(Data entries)

--- Start ---

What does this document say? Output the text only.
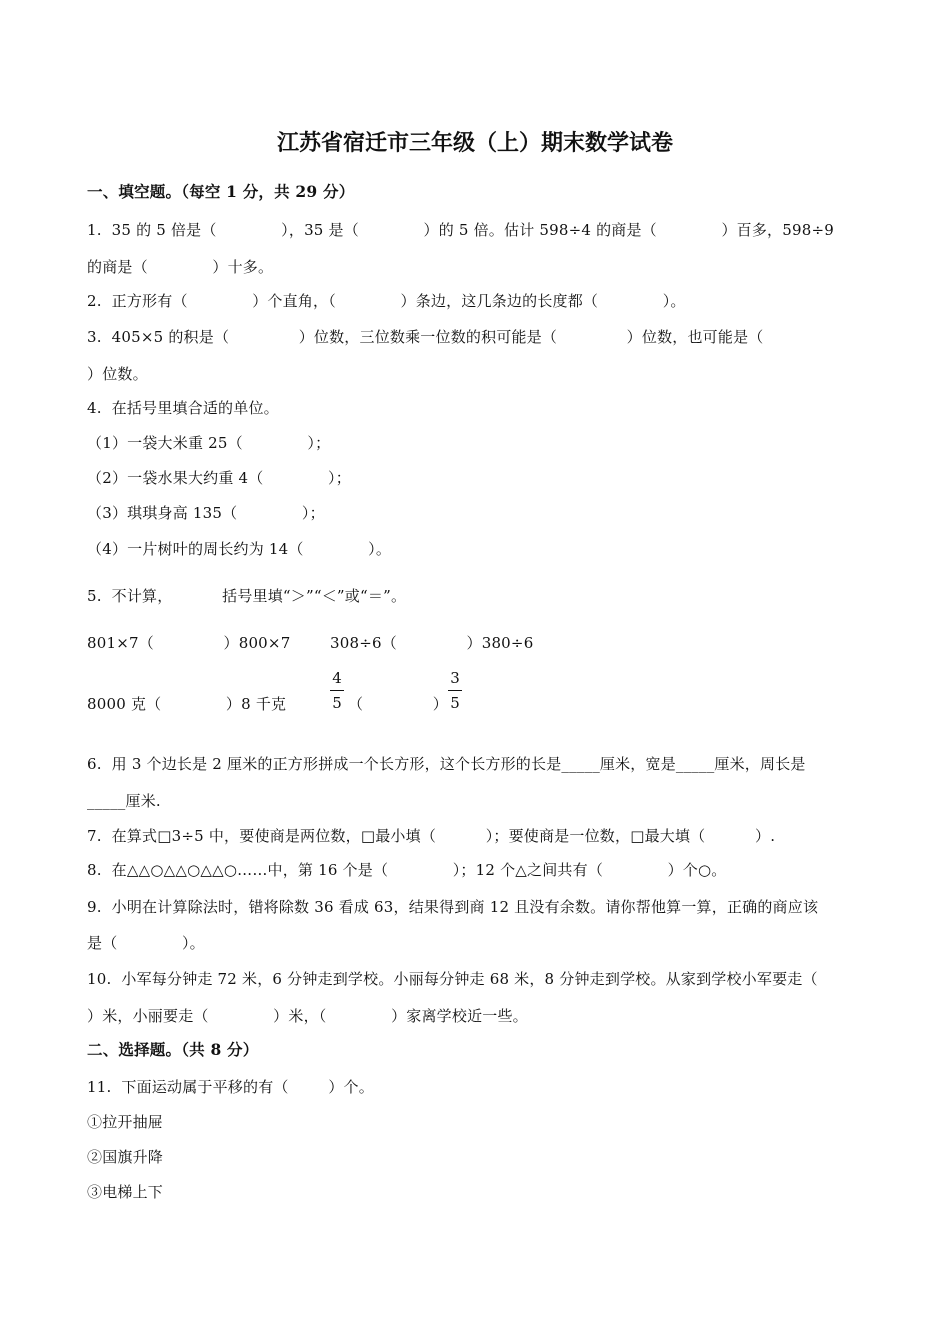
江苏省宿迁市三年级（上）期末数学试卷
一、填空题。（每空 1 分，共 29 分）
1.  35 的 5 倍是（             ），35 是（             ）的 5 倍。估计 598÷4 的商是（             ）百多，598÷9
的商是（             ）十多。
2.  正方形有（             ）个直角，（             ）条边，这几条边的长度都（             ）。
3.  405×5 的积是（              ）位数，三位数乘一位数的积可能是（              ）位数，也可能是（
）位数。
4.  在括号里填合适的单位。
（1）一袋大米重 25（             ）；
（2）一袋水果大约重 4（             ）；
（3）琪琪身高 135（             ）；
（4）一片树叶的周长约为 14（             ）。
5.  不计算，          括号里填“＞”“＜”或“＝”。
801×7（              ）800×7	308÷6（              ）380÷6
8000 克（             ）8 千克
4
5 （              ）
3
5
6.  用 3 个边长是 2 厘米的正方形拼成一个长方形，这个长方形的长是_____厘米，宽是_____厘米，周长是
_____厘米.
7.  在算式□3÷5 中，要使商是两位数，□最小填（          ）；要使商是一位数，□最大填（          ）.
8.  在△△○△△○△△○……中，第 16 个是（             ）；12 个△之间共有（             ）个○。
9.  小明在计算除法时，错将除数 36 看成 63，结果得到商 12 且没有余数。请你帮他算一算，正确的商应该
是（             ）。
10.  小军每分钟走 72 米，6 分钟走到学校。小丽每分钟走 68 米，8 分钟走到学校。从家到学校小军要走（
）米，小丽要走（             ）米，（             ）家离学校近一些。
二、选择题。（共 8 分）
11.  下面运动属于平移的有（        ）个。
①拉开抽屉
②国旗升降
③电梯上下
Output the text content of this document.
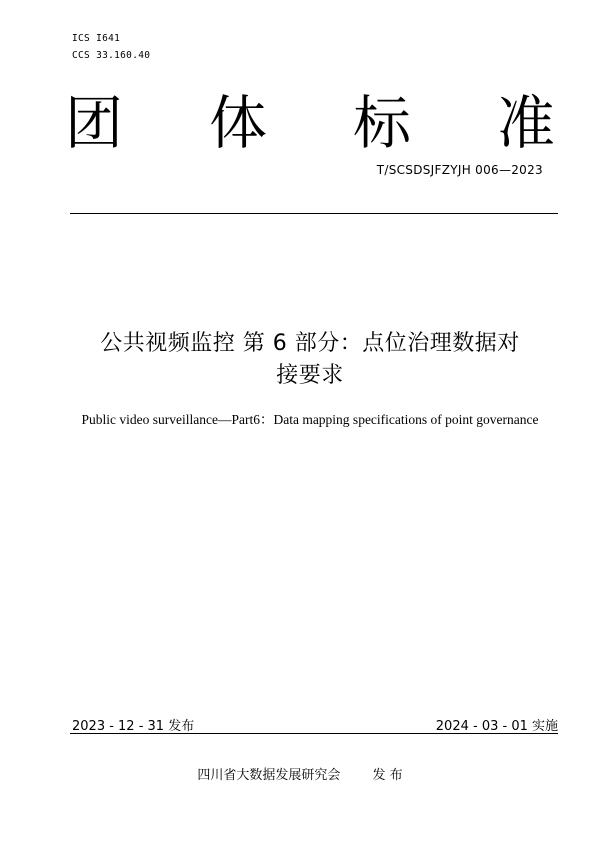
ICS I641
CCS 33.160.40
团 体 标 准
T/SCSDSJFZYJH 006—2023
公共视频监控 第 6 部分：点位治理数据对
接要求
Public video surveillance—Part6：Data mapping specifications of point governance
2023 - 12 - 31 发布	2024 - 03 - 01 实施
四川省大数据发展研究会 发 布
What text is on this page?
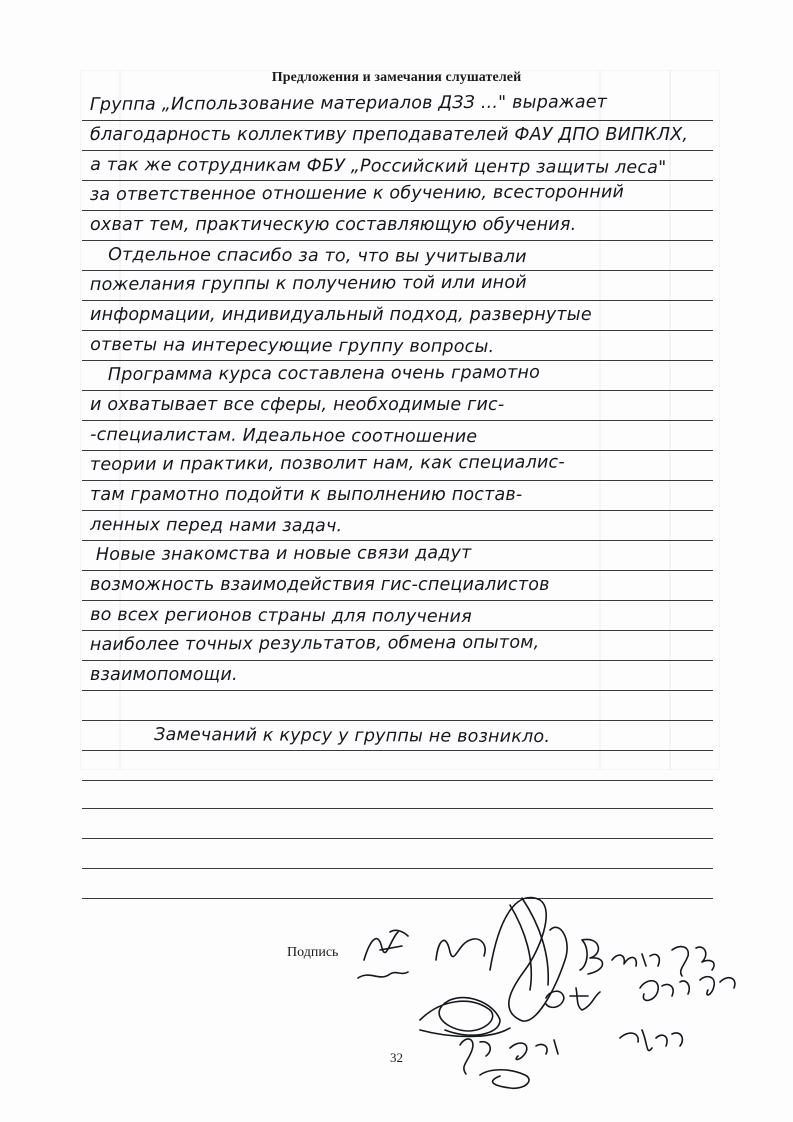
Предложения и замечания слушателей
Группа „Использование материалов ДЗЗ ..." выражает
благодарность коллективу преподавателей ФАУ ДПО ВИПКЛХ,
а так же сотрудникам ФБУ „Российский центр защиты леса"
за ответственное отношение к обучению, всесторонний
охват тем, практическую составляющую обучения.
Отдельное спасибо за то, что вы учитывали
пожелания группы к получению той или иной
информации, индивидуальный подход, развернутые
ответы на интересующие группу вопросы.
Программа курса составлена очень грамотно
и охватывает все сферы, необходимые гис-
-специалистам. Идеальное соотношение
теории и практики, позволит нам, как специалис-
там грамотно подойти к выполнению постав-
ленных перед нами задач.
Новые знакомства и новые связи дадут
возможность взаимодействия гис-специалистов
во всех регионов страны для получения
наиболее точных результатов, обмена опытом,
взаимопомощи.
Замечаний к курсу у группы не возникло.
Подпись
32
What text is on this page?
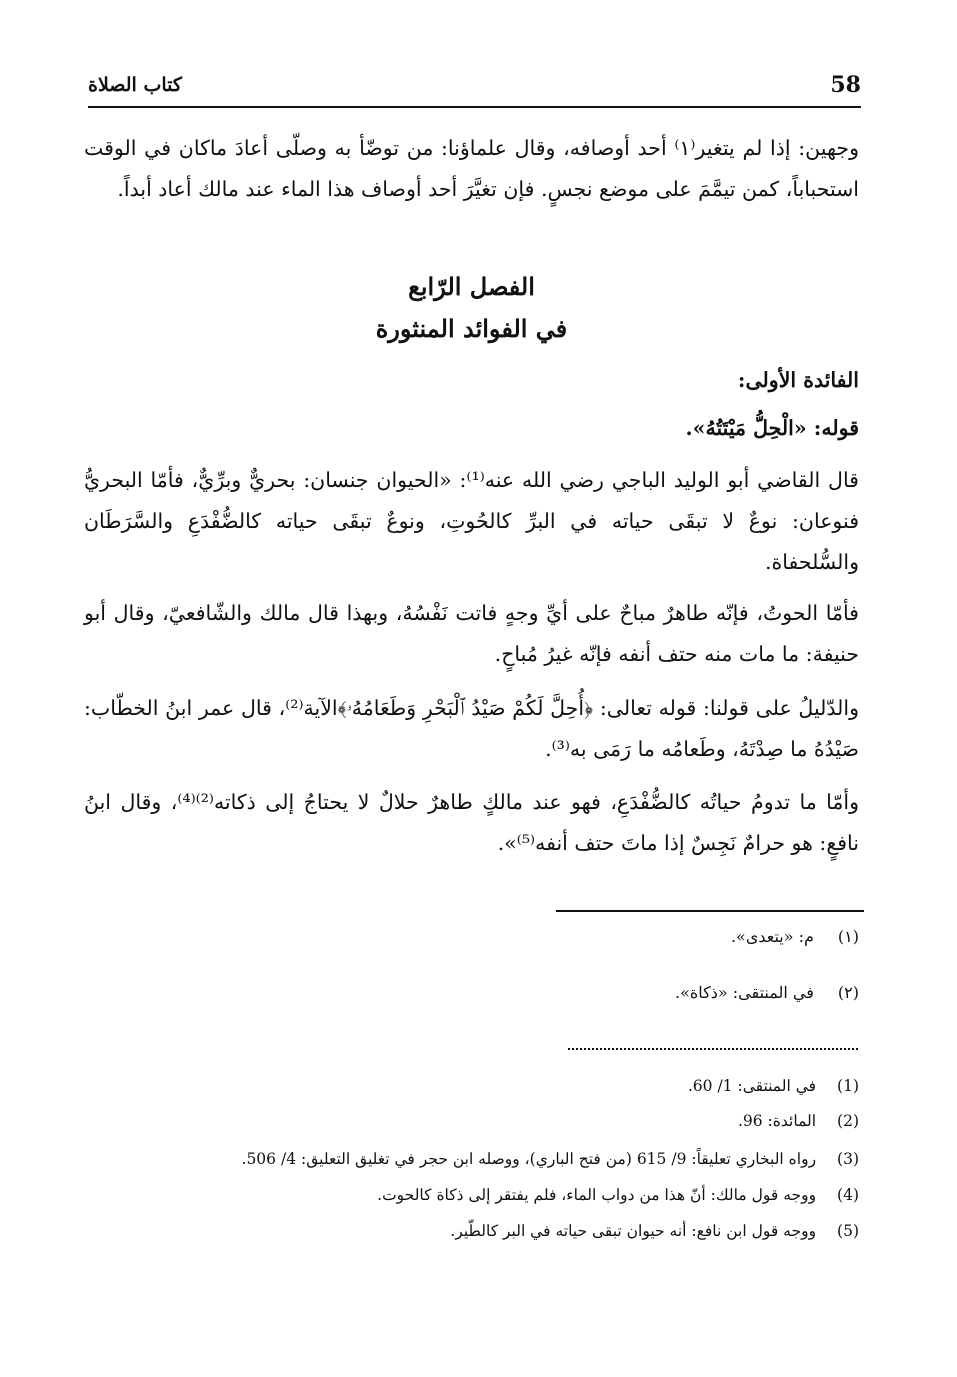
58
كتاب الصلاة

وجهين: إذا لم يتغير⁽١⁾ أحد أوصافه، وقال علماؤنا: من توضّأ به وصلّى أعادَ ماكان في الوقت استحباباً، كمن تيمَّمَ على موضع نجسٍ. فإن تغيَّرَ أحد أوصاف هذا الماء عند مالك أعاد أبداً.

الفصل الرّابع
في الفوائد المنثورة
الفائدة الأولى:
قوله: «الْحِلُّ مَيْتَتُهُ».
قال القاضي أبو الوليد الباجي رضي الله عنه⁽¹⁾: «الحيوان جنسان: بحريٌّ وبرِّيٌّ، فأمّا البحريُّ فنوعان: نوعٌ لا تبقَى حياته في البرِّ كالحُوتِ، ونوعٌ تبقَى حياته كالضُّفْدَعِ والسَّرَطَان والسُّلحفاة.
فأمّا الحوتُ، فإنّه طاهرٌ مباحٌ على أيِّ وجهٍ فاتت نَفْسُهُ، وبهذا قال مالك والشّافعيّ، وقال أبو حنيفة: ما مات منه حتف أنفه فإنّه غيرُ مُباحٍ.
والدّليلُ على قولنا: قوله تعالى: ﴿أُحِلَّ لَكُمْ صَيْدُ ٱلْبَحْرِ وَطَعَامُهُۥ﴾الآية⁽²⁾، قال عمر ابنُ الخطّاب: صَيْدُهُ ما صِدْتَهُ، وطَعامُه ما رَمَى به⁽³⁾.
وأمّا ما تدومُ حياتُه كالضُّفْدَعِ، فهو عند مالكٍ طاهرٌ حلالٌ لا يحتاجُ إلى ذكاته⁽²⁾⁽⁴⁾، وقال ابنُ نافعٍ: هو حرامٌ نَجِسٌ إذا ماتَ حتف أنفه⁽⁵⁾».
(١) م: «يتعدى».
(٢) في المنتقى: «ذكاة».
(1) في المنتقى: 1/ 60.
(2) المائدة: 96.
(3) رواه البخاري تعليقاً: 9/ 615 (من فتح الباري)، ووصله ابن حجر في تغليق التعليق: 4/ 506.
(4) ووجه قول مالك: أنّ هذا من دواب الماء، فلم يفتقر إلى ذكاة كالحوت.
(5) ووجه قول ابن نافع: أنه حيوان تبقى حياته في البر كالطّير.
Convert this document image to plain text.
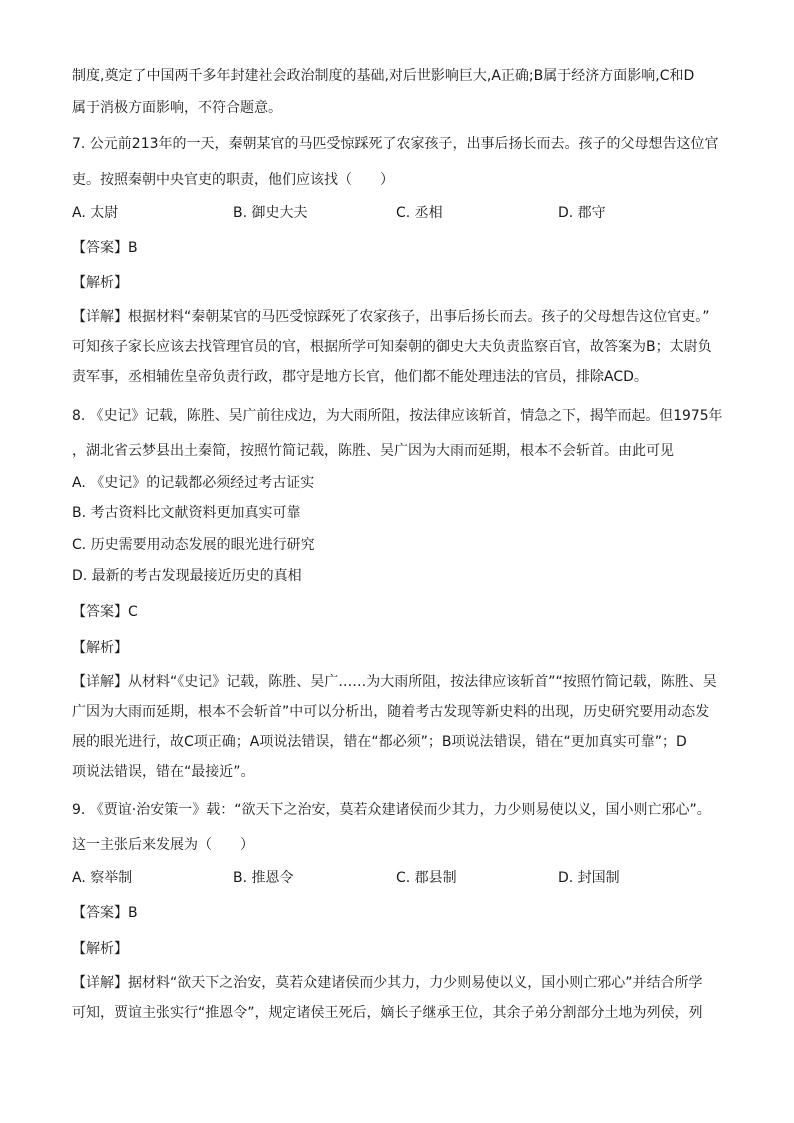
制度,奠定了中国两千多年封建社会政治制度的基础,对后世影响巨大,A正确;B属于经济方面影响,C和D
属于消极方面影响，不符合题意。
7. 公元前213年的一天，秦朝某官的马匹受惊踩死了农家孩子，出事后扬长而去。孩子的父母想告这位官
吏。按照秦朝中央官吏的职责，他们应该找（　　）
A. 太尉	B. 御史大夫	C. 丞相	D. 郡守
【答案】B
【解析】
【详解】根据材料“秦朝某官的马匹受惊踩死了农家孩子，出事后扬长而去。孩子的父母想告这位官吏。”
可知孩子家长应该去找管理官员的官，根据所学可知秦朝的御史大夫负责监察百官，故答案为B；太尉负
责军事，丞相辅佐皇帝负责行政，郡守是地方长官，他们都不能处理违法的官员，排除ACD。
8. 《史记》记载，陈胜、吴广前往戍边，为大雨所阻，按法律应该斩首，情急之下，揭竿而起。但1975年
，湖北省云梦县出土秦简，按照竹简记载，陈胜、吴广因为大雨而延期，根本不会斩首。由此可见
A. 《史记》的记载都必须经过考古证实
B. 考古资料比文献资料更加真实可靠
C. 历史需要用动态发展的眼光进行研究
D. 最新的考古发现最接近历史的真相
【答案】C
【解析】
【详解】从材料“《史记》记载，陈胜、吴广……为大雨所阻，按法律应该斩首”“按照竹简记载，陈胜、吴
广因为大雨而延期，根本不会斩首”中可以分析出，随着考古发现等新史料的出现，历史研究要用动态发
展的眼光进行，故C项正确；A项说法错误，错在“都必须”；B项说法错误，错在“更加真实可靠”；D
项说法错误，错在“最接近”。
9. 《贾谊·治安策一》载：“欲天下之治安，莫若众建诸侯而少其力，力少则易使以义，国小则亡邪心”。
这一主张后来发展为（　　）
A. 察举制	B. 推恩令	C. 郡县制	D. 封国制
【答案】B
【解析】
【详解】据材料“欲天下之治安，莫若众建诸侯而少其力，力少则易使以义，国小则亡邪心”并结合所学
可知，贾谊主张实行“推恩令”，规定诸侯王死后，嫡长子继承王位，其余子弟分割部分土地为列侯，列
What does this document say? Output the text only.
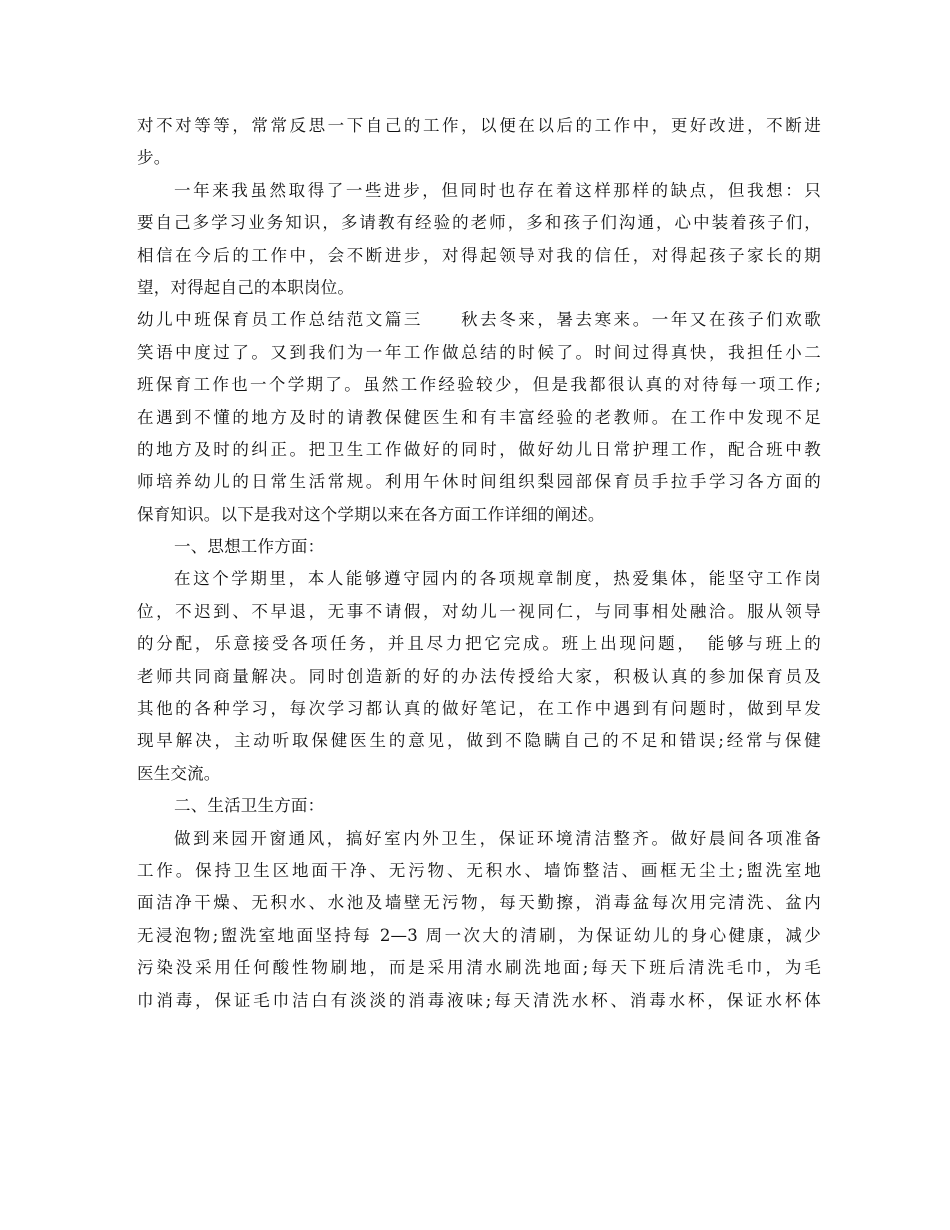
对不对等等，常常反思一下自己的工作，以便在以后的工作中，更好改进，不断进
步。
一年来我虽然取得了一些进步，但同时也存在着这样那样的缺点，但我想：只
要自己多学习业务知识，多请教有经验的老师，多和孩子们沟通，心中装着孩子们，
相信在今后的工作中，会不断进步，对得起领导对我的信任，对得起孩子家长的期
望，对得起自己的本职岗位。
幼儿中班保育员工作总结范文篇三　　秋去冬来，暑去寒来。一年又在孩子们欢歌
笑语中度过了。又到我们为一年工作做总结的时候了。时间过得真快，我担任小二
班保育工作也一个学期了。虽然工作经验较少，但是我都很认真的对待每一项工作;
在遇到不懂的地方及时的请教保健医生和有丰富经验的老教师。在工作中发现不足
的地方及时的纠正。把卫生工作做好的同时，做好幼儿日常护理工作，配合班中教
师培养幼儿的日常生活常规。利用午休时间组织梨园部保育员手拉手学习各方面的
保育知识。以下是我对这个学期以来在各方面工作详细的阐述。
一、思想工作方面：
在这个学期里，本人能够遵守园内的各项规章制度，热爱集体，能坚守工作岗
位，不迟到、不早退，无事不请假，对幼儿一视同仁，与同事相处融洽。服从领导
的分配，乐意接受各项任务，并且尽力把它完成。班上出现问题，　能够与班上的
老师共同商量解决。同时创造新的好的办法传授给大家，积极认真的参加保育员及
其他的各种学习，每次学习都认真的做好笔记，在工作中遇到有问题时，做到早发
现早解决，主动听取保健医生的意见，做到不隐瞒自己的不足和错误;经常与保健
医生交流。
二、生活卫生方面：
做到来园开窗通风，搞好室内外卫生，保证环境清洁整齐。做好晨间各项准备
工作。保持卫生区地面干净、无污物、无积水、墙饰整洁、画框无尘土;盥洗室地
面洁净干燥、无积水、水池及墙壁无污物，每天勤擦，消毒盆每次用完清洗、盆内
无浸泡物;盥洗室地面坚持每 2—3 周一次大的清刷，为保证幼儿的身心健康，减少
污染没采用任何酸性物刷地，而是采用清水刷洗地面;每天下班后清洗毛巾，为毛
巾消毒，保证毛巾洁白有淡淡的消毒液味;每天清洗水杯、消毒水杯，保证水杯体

--- End ---

Task to carry out: State the count of lines that contain the string "莫若众建诸侯而少其力". Nothing else is needed.

The solution: 2